Scan the material below for the string "defined", and copy every line where it shows up.

"""

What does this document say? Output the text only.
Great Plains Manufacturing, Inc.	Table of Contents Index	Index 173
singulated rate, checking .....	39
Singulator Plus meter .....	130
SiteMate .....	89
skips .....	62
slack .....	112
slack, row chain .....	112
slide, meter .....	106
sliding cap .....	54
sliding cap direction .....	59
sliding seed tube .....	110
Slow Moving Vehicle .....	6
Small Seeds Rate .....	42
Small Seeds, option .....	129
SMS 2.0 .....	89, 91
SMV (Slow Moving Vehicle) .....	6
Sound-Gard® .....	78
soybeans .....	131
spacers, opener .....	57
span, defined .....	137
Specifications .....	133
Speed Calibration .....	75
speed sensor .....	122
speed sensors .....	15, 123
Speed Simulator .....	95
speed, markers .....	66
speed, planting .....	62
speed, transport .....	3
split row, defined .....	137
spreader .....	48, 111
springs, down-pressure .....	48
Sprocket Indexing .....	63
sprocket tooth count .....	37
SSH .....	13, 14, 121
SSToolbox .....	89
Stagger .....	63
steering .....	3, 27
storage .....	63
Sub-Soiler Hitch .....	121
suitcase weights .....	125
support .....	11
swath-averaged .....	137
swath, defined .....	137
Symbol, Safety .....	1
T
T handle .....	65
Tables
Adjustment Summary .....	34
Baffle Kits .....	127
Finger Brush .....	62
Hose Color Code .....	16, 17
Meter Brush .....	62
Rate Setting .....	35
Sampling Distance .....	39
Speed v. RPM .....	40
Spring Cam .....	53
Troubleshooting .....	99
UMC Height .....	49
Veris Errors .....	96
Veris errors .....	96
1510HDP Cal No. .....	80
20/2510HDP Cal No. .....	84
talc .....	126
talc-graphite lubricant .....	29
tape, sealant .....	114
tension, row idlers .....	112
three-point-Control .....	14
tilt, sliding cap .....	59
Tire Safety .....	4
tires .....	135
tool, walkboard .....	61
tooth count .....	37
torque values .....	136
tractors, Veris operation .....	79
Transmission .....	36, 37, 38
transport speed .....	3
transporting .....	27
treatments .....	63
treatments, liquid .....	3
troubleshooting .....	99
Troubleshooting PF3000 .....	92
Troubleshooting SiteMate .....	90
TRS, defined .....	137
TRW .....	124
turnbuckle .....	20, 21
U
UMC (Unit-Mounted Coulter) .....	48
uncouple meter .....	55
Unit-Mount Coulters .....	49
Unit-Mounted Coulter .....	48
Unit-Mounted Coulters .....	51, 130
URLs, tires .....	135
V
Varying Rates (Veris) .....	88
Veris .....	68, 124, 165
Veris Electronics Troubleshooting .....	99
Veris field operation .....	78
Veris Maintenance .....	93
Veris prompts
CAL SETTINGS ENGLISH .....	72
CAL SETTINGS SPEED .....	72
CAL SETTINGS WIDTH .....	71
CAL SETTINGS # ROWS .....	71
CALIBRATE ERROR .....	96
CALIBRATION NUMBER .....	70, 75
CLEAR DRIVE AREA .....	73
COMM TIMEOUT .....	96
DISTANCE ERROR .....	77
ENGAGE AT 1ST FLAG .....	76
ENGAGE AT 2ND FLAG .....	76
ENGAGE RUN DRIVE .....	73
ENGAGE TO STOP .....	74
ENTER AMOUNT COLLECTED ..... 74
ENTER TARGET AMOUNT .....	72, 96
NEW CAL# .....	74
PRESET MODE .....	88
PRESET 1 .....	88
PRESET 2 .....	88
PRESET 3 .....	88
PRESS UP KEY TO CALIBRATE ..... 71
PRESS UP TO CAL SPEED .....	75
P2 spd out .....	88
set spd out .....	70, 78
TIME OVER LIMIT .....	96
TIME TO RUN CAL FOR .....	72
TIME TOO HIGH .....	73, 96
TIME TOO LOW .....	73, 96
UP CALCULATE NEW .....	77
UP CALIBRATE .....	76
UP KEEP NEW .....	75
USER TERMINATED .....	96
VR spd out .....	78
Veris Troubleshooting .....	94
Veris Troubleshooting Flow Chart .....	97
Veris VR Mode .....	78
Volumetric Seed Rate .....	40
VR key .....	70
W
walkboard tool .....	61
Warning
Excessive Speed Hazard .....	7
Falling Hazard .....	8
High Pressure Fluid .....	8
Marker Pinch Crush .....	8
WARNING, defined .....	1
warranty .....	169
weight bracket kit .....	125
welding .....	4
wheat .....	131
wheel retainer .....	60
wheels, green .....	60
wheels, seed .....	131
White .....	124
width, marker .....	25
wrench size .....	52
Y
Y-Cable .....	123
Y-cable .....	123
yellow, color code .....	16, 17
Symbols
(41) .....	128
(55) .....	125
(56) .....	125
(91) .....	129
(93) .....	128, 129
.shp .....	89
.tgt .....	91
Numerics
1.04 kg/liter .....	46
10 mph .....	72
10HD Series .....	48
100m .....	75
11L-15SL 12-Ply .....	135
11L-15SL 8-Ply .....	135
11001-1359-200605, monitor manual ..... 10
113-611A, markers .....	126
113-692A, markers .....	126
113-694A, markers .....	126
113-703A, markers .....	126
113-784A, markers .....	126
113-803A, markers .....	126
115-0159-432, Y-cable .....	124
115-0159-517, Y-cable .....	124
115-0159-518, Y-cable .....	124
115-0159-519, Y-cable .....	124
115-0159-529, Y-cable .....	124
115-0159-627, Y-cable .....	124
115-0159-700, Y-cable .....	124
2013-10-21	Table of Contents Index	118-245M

"""

▸ Result of this exercise
span, defined .....	137
split row, defined .....	137
swath, defined .....	137
TRS, defined .....	137
WARNING, defined .....	1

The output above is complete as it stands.